TASK DESCRIPTION
Make an exact copy of each entry, leaving out every picture.

BEGIN ENTRIES SUPPLIED

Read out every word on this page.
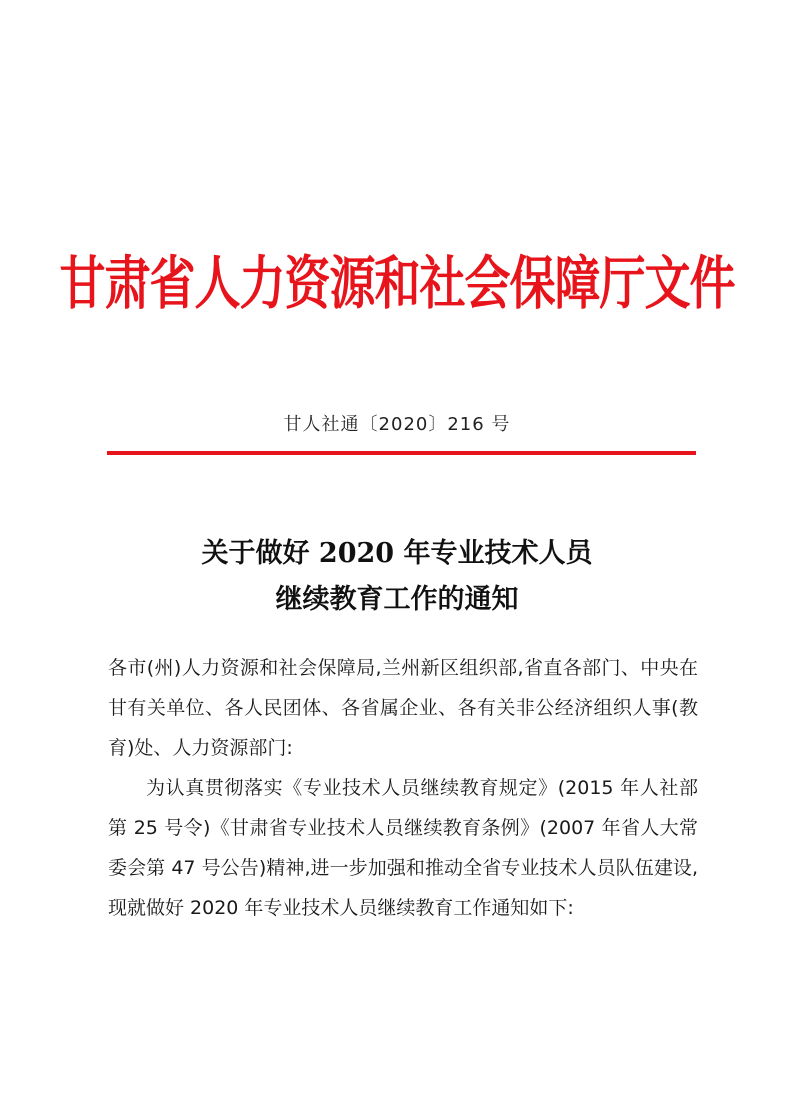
甘肃省人力资源和社会保障厅文件
甘人社通〔2020〕216 号
关于做好 2020 年专业技术人员
继续教育工作的通知

各市(州)人力资源和社会保障局,兰州新区组织部,省直各部门、中央在甘有关单位、各人民团体、各省属企业、各有关非公经济组织人事(教育)处、人力资源部门:

为认真贯彻落实《专业技术人员继续教育规定》(2015 年人社部第 25 号令)《甘肃省专业技术人员继续教育条例》(2007 年省人大常委会第 47 号公告)精神,进一步加强和推动全省专业技术人员队伍建设,现就做好 2020 年专业技术人员继续教育工作通知如下:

END ENTRIES SUPPLIED

COMPLETED TASK
Read out every word on this page.
甘肃省人力资源和社会保障厅文件
甘人社通〔2020〕216 号
关于做好 2020 年专业技术人员
继续教育工作的通知

各市(州)人力资源和社会保障局,兰州新区组织部,省直各部门、中央在甘有关单位、各人民团体、各省属企业、各有关非公经济组织人事(教育)处、人力资源部门:

为认真贯彻落实《专业技术人员继续教育规定》(2015 年人社部第 25 号令)《甘肃省专业技术人员继续教育条例》(2007 年省人大常委会第 47 号公告)精神,进一步加强和推动全省专业技术人员队伍建设,现就做好 2020 年专业技术人员继续教育工作通知如下:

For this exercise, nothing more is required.